> **EXERCISE TASK**:
Write out the whole of the material exactly.

> **RECORDED INFORMATION**:
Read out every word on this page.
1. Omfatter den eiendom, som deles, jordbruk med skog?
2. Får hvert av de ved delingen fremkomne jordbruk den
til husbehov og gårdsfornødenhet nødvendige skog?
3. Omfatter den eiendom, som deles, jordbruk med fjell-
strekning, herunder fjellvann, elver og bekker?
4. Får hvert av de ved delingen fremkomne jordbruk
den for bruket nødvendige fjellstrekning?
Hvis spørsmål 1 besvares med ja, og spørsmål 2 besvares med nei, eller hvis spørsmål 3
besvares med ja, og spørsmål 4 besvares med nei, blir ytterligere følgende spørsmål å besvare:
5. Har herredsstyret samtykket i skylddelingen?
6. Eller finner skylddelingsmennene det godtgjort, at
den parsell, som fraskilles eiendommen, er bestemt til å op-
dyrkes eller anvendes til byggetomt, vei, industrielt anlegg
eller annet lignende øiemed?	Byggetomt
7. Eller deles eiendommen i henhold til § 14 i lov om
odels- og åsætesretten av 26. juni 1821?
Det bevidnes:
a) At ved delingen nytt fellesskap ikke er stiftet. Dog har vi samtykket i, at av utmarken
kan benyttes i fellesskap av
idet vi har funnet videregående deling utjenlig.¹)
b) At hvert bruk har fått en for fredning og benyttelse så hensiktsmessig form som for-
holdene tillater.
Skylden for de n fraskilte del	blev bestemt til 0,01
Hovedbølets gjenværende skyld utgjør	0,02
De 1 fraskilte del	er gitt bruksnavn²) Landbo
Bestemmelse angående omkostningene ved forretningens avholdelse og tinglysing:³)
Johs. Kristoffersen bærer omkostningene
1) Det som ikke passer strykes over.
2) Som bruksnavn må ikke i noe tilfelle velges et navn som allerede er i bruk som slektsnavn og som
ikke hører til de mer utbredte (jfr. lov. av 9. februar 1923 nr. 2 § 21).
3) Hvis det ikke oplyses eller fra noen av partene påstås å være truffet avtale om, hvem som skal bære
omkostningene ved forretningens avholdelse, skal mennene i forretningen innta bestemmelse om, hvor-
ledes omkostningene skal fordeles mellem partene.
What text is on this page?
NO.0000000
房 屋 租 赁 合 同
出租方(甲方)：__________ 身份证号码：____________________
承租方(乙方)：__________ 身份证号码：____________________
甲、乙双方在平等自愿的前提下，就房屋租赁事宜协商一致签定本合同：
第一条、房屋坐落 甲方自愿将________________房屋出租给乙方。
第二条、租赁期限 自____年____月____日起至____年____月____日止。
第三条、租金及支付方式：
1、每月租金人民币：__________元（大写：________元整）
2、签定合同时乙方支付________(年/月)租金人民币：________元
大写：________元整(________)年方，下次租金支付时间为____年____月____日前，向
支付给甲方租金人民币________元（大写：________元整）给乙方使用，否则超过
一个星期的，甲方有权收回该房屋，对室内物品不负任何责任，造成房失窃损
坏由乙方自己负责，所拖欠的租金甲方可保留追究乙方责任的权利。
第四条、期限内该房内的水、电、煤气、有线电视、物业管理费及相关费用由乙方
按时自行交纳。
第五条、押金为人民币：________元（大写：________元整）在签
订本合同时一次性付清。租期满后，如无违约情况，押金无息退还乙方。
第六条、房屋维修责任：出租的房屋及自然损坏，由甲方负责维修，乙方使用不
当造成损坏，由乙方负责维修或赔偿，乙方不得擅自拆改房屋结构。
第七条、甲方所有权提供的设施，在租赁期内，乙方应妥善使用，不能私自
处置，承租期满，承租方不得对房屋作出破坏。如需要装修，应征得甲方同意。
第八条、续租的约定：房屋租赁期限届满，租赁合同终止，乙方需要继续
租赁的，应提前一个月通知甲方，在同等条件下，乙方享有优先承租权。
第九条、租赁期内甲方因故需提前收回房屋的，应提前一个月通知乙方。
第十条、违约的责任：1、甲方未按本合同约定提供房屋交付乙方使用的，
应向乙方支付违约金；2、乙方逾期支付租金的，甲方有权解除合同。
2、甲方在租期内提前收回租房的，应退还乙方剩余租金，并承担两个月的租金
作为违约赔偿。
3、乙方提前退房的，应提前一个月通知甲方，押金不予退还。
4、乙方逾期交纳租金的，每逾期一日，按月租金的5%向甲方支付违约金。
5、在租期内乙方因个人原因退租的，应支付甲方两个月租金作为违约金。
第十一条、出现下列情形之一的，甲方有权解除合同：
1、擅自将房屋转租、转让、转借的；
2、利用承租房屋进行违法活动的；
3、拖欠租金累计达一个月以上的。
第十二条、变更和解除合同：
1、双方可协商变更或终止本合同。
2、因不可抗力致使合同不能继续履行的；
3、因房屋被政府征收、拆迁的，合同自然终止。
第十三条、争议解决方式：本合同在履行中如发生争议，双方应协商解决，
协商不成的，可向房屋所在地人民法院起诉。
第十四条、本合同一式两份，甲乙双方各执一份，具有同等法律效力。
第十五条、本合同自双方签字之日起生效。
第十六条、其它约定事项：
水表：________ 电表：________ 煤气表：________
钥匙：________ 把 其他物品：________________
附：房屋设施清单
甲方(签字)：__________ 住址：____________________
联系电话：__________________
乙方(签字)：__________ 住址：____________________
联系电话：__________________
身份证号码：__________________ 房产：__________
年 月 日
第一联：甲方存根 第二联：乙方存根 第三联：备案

> **RESPONSE**:
Read out every word on this page.
1. Omfatter den eiendom, som deles, jordbruk med skog?
2. Får hvert av de ved delingen fremkomne jordbruk den
til husbehov og gårdsfornødenhet nødvendige skog?
3. Omfatter den eiendom, som deles, jordbruk med fjell-
strekning, herunder fjellvann, elver og bekker?
4. Får hvert av de ved delingen fremkomne jordbruk
den for bruket nødvendige fjellstrekning?
Hvis spørsmål 1 besvares med ja, og spørsmål 2 besvares med nei, eller hvis spørsmål 3
besvares med ja, og spørsmål 4 besvares med nei, blir ytterligere følgende spørsmål å besvare:
5. Har herredsstyret samtykket i skylddelingen?
6. Eller finner skylddelingsmennene det godtgjort, at
den parsell, som fraskilles eiendommen, er bestemt til å op-
dyrkes eller anvendes til byggetomt, vei, industrielt anlegg
eller annet lignende øiemed?	Byggetomt
7. Eller deles eiendommen i henhold til § 14 i lov om
odels- og åsætesretten av 26. juni 1821?
Det bevidnes:
a) At ved delingen nytt fellesskap ikke er stiftet. Dog har vi samtykket i, at av utmarken
kan benyttes i fellesskap av
idet vi har funnet videregående deling utjenlig.¹)
b) At hvert bruk har fått en for fredning og benyttelse så hensiktsmessig form som for-
holdene tillater.
Skylden for de n fraskilte del	blev bestemt til 0,01
Hovedbølets gjenværende skyld utgjør	0,02
De 1 fraskilte del	er gitt bruksnavn²) Landbo
Bestemmelse angående omkostningene ved forretningens avholdelse og tinglysing:³)
Johs. Kristoffersen bærer omkostningene
1) Det som ikke passer strykes over.
2) Som bruksnavn må ikke i noe tilfelle velges et navn som allerede er i bruk som slektsnavn og som
ikke hører til de mer utbredte (jfr. lov. av 9. februar 1923 nr. 2 § 21).
3) Hvis det ikke oplyses eller fra noen av partene påstås å være truffet avtale om, hvem som skal bære
omkostningene ved forretningens avholdelse, skal mennene i forretningen innta bestemmelse om, hvor-
ledes omkostningene skal fordeles mellem partene.
What text is on this page?
NO.0000000
房 屋 租 赁 合 同
出租方(甲方)：__________ 身份证号码：____________________
承租方(乙方)：__________ 身份证号码：____________________
甲、乙双方在平等自愿的前提下，就房屋租赁事宜协商一致签定本合同：
第一条、房屋坐落 甲方自愿将________________房屋出租给乙方。
第二条、租赁期限 自____年____月____日起至____年____月____日止。
第三条、租金及支付方式：
1、每月租金人民币：__________元（大写：________元整）
2、签定合同时乙方支付________(年/月)租金人民币：________元
大写：________元整(________)年方，下次租金支付时间为____年____月____日前，向
支付给甲方租金人民币________元（大写：________元整）给乙方使用，否则超过
一个星期的，甲方有权收回该房屋，对室内物品不负任何责任，造成房失窃损
坏由乙方自己负责，所拖欠的租金甲方可保留追究乙方责任的权利。
第四条、期限内该房内的水、电、煤气、有线电视、物业管理费及相关费用由乙方
按时自行交纳。
第五条、押金为人民币：________元（大写：________元整）在签
订本合同时一次性付清。租期满后，如无违约情况，押金无息退还乙方。
第六条、房屋维修责任：出租的房屋及自然损坏，由甲方负责维修，乙方使用不
当造成损坏，由乙方负责维修或赔偿，乙方不得擅自拆改房屋结构。
第七条、甲方所有权提供的设施，在租赁期内，乙方应妥善使用，不能私自
处置，承租期满，承租方不得对房屋作出破坏。如需要装修，应征得甲方同意。
第八条、续租的约定：房屋租赁期限届满，租赁合同终止，乙方需要继续
租赁的，应提前一个月通知甲方，在同等条件下，乙方享有优先承租权。
第九条、租赁期内甲方因故需提前收回房屋的，应提前一个月通知乙方。
第十条、违约的责任：1、甲方未按本合同约定提供房屋交付乙方使用的，
应向乙方支付违约金；2、乙方逾期支付租金的，甲方有权解除合同。
2、甲方在租期内提前收回租房的，应退还乙方剩余租金，并承担两个月的租金
作为违约赔偿。
3、乙方提前退房的，应提前一个月通知甲方，押金不予退还。
4、乙方逾期交纳租金的，每逾期一日，按月租金的5%向甲方支付违约金。
5、在租期内乙方因个人原因退租的，应支付甲方两个月租金作为违约金。
第十一条、出现下列情形之一的，甲方有权解除合同：
1、擅自将房屋转租、转让、转借的；
2、利用承租房屋进行违法活动的；
3、拖欠租金累计达一个月以上的。
第十二条、变更和解除合同：
1、双方可协商变更或终止本合同。
2、因不可抗力致使合同不能继续履行的；
3、因房屋被政府征收、拆迁的，合同自然终止。
第十三条、争议解决方式：本合同在履行中如发生争议，双方应协商解决，
协商不成的，可向房屋所在地人民法院起诉。
第十四条、本合同一式两份，甲乙双方各执一份，具有同等法律效力。
第十五条、本合同自双方签字之日起生效。
第十六条、其它约定事项：
水表：________ 电表：________ 煤气表：________
钥匙：________ 把 其他物品：________________
附：房屋设施清单
甲方(签字)：__________ 住址：____________________
联系电话：__________________
乙方(签字)：__________ 住址：____________________
联系电话：__________________
身份证号码：__________________ 房产：__________
年 月 日
第一联：甲方存根 第二联：乙方存根 第三联：备案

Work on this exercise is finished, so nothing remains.